Give the data below again exactly as written, without its pictures.
[START Dataset entries]
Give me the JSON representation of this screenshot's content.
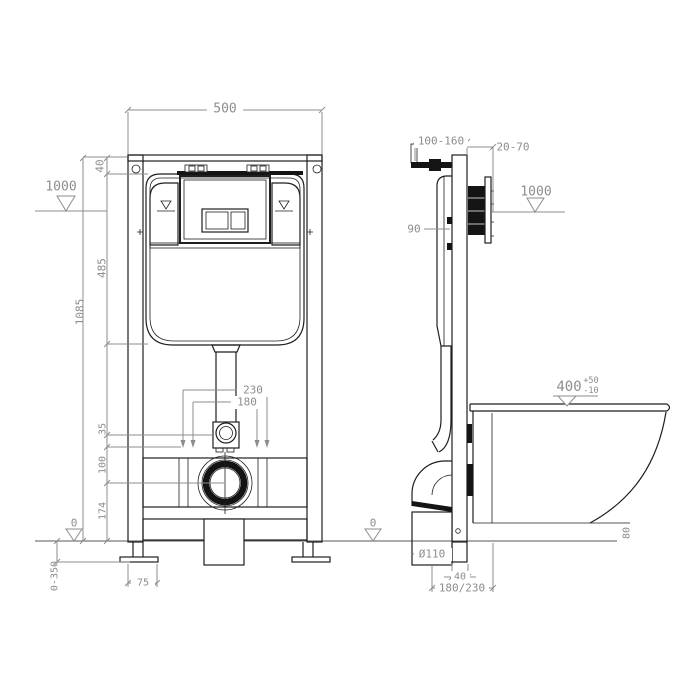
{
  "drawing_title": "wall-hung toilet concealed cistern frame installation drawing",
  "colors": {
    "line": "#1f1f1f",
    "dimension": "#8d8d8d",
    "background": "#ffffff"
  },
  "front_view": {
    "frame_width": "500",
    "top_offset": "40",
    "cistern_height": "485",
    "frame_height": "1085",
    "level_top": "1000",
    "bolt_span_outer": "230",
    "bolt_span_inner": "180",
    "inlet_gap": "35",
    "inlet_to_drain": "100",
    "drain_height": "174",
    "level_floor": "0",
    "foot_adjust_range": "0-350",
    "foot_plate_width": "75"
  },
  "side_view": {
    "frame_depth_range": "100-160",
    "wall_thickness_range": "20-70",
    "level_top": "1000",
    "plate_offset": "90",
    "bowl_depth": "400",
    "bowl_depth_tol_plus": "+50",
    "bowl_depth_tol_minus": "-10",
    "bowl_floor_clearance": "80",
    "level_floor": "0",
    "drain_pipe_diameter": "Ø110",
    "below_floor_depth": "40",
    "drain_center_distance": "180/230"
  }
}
[END Dataset entries]
• **Correct response**:
Give me the JSON representation of this screenshot's content.
{
  "drawing_title": "wall-hung toilet concealed cistern frame installation drawing",
  "colors": {
    "line": "#1f1f1f",
    "dimension": "#8d8d8d",
    "background": "#ffffff"
  },
  "front_view": {
    "frame_width": "500",
    "top_offset": "40",
    "cistern_height": "485",
    "frame_height": "1085",
    "level_top": "1000",
    "bolt_span_outer": "230",
    "bolt_span_inner": "180",
    "inlet_gap": "35",
    "inlet_to_drain": "100",
    "drain_height": "174",
    "level_floor": "0",
    "foot_adjust_range": "0-350",
    "foot_plate_width": "75"
  },
  "side_view": {
    "frame_depth_range": "100-160",
    "wall_thickness_range": "20-70",
    "level_top": "1000",
    "plate_offset": "90",
    "bowl_depth": "400",
    "bowl_depth_tol_plus": "+50",
    "bowl_depth_tol_minus": "-10",
    "bowl_floor_clearance": "80",
    "level_floor": "0",
    "drain_pipe_diameter": "Ø110",
    "below_floor_depth": "40",
    "drain_center_distance": "180/230"
  }
}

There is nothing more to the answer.